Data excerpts
========================

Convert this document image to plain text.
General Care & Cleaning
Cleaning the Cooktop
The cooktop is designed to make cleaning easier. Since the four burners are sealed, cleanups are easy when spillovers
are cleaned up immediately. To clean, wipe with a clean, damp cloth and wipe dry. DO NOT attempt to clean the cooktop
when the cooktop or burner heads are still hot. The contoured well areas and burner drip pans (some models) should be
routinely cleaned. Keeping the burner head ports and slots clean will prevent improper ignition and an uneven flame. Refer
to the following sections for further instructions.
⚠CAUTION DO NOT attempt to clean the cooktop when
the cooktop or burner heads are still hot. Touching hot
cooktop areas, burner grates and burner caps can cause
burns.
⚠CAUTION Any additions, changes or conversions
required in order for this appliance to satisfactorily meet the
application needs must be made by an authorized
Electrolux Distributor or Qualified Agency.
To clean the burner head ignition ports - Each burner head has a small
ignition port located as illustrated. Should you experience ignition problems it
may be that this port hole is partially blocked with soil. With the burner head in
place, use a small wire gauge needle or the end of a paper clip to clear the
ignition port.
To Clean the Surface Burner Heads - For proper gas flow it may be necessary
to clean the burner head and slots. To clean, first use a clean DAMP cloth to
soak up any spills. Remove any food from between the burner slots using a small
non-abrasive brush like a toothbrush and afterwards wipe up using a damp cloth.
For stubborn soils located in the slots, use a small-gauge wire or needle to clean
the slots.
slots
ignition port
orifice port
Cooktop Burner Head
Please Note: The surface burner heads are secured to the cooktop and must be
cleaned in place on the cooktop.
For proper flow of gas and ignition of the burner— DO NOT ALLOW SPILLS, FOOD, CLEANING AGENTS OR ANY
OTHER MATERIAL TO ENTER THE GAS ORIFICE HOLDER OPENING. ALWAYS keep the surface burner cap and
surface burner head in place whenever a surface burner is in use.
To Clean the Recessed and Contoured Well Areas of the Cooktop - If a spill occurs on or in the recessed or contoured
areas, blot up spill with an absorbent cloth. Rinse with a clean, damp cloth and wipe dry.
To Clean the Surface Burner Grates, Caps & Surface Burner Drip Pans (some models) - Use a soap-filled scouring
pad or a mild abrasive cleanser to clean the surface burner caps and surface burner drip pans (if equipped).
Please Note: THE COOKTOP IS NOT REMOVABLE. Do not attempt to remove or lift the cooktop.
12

========================

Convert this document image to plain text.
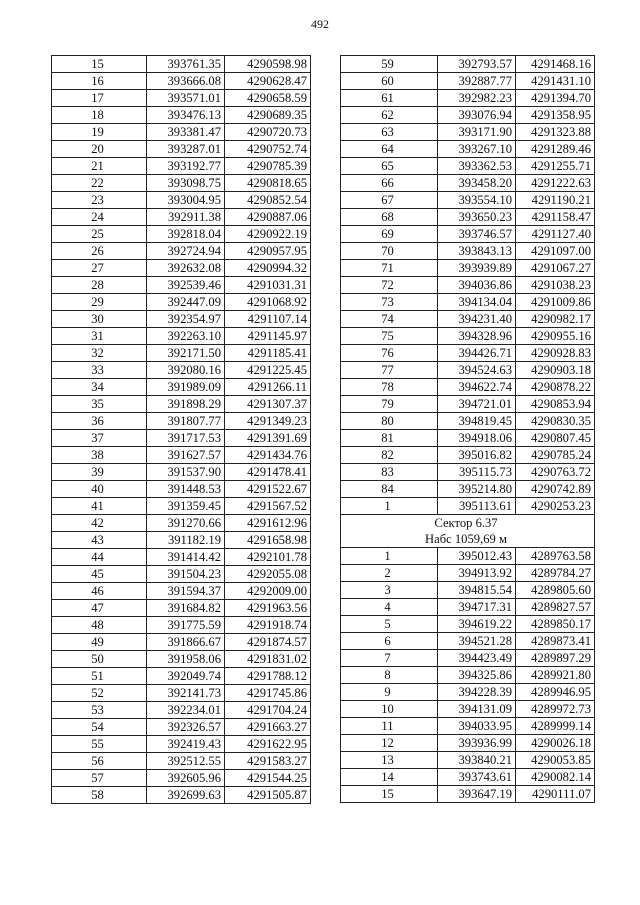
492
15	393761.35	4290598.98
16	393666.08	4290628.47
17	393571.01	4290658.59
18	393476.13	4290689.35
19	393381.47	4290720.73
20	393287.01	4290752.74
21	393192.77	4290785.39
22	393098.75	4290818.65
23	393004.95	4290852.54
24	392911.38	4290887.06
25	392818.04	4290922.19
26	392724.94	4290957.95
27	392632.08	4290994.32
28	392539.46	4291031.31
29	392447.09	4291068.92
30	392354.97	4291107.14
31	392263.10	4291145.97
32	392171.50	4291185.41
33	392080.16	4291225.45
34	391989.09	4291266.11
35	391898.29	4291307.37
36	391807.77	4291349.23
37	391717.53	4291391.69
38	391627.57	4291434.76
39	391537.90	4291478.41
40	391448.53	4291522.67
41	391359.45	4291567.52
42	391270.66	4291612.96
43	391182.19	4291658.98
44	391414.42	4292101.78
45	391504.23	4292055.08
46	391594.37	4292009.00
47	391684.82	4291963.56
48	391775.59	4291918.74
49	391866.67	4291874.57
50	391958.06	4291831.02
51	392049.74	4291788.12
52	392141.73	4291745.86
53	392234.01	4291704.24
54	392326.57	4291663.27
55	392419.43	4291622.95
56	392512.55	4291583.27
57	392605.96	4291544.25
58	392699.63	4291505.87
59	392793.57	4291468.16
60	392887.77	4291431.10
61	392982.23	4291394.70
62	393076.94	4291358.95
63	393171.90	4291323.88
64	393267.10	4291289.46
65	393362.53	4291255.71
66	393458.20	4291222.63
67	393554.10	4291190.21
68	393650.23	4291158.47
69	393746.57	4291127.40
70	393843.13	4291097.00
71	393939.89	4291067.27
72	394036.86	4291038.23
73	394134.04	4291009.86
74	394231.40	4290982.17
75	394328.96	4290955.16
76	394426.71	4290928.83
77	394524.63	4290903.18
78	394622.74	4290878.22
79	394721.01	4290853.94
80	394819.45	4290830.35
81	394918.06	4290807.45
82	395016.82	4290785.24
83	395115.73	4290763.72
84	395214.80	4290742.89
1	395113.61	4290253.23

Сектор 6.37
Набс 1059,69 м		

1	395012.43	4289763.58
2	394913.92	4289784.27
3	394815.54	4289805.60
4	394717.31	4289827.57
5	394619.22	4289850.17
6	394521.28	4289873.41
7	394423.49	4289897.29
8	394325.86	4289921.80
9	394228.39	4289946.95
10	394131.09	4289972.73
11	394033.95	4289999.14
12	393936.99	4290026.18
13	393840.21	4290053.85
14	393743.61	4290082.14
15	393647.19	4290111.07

========================

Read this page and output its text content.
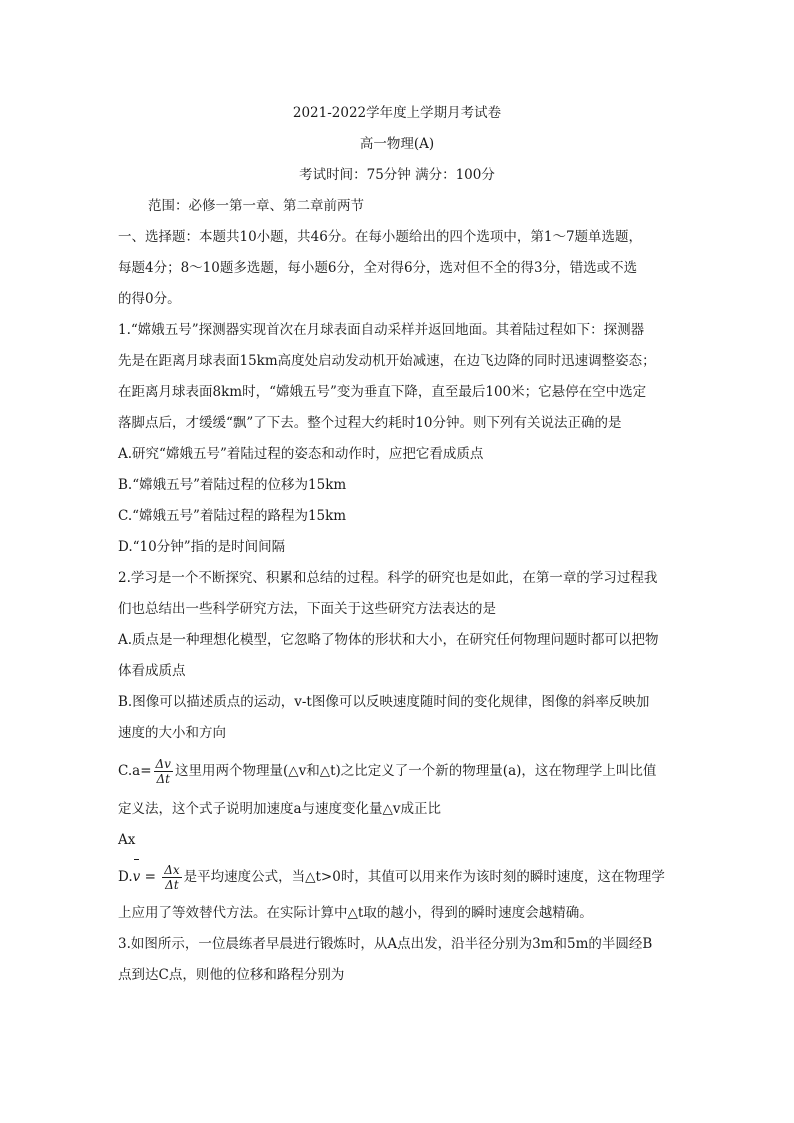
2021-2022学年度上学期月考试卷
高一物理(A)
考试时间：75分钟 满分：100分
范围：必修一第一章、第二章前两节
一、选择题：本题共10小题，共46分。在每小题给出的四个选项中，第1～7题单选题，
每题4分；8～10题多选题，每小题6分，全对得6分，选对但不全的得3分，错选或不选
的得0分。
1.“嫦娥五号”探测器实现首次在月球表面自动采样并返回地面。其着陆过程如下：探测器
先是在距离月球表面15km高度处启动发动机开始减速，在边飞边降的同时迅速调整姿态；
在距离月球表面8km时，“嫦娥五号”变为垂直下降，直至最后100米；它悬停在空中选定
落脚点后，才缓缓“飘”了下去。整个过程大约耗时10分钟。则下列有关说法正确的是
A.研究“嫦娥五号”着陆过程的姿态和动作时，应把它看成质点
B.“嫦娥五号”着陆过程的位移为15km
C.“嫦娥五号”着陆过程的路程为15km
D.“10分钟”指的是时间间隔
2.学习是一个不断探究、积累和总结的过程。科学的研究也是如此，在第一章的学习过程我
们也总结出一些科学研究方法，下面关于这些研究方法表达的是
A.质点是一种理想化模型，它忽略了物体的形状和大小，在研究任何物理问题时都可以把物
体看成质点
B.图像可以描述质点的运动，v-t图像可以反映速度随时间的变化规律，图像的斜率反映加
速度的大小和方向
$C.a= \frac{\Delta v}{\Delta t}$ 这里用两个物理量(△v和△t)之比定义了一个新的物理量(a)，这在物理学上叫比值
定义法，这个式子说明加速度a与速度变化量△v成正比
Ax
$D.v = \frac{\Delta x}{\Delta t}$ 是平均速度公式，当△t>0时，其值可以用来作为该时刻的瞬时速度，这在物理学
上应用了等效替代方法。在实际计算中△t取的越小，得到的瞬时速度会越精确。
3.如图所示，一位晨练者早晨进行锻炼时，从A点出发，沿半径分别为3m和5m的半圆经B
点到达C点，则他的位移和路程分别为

========================

| Problem |
Copy every line of the listing containing the string "must".

| The solution |
application needs must be made by an authorized
Please Note: The surface burner heads are secured to the cooktop and must be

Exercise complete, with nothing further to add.